EXERCISE:
Go line by line through the entries and show those that hold the string "based".

ENTRIES PROVIDED:
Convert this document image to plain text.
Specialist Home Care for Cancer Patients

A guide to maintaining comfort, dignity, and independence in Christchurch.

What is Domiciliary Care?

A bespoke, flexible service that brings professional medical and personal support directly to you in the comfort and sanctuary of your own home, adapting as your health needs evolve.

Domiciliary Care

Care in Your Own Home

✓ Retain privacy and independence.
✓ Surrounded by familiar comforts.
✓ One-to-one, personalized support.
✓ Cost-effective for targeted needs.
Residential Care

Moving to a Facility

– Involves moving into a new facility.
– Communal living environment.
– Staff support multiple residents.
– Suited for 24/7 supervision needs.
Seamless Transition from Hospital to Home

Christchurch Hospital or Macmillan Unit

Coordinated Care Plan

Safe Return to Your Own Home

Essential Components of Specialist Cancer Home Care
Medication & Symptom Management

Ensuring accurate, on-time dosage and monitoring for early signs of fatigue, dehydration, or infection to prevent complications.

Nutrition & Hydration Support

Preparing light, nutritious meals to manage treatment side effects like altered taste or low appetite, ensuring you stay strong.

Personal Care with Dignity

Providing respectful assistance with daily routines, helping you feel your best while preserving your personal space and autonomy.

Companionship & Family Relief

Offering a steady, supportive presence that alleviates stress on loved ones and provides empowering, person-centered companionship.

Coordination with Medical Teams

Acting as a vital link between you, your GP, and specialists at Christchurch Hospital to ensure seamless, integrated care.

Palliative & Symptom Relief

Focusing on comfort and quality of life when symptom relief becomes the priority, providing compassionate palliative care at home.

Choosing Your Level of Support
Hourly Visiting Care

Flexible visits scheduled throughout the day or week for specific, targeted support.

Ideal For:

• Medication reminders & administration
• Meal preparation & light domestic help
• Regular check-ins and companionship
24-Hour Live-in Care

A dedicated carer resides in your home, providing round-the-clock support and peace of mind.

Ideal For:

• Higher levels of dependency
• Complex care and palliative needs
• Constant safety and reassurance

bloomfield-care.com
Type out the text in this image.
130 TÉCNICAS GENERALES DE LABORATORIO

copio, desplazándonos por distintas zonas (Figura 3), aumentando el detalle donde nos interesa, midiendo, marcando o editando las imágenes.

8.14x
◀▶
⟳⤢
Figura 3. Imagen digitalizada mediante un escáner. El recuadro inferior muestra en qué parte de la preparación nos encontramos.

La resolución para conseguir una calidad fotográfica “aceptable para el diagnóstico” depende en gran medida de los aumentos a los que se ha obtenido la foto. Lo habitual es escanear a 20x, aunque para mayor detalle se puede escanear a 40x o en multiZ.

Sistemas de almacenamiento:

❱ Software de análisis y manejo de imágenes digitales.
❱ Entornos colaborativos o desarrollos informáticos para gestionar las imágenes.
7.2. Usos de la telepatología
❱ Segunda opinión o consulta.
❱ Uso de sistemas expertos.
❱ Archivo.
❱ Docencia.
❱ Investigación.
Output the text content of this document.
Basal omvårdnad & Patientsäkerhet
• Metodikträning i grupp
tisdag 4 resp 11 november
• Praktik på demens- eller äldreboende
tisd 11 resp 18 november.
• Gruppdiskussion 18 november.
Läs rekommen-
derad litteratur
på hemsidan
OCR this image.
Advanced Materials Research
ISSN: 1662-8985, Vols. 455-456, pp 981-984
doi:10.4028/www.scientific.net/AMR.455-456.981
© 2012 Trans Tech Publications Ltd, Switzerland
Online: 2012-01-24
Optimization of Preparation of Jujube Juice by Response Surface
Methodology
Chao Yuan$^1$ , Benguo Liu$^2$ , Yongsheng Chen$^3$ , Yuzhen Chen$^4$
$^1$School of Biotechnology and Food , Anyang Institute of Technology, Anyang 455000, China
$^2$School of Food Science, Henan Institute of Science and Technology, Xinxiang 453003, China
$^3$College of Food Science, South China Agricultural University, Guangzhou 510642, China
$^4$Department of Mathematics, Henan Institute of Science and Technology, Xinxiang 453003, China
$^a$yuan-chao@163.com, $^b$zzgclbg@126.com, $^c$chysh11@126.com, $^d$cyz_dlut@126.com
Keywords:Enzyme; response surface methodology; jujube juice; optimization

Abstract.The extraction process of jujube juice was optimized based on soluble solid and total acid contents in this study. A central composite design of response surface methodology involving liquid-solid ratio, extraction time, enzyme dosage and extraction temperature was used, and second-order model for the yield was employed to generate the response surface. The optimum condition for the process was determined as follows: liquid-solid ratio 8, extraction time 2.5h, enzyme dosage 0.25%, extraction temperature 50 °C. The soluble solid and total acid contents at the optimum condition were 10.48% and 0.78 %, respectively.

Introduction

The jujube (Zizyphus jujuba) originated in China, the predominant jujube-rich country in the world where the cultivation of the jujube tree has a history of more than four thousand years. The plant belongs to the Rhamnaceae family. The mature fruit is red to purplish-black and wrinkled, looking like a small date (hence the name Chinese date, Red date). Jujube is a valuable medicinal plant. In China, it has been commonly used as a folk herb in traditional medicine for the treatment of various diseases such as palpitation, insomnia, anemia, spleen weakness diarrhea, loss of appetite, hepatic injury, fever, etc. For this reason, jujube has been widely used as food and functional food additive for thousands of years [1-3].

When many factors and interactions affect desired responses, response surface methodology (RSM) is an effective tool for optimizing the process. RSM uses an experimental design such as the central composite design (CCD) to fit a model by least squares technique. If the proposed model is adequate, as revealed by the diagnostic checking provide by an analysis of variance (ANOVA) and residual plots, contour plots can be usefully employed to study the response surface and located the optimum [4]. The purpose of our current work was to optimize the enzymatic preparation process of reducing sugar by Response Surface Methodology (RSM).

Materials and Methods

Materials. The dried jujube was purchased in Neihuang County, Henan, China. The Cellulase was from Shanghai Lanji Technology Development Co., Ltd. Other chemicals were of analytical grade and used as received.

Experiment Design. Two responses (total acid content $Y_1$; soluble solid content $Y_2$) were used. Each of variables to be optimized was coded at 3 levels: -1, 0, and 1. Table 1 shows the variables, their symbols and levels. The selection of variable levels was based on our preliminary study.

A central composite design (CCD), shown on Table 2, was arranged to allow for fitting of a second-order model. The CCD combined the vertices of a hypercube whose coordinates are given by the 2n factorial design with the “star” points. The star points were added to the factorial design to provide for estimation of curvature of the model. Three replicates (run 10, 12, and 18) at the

EXERCISE SOLUTION:
Abstract.The extraction process of jujube juice was optimized based on soluble solid and total acid contents in this study. A central composite design of response surface methodology involving liquid-solid ratio, extraction time, enzyme dosage and extraction temperature was used, and second-order model for the yield was employed to generate the response surface. The optimum condition for the process was determined as follows: liquid-solid ratio 8, extraction time 2.5h, enzyme dosage 0.25%, extraction temperature 50 °C. The soluble solid and total acid contents at the optimum condition were 10.48% and 0.78 %, respectively.
Experiment Design. Two responses (total acid content $Y_1$; soluble solid content $Y_2$) were used. Each of variables to be optimized was coded at 3 levels: -1, 0, and 1. Table 1 shows the variables, their symbols and levels. The selection of variable levels was based on our preliminary study.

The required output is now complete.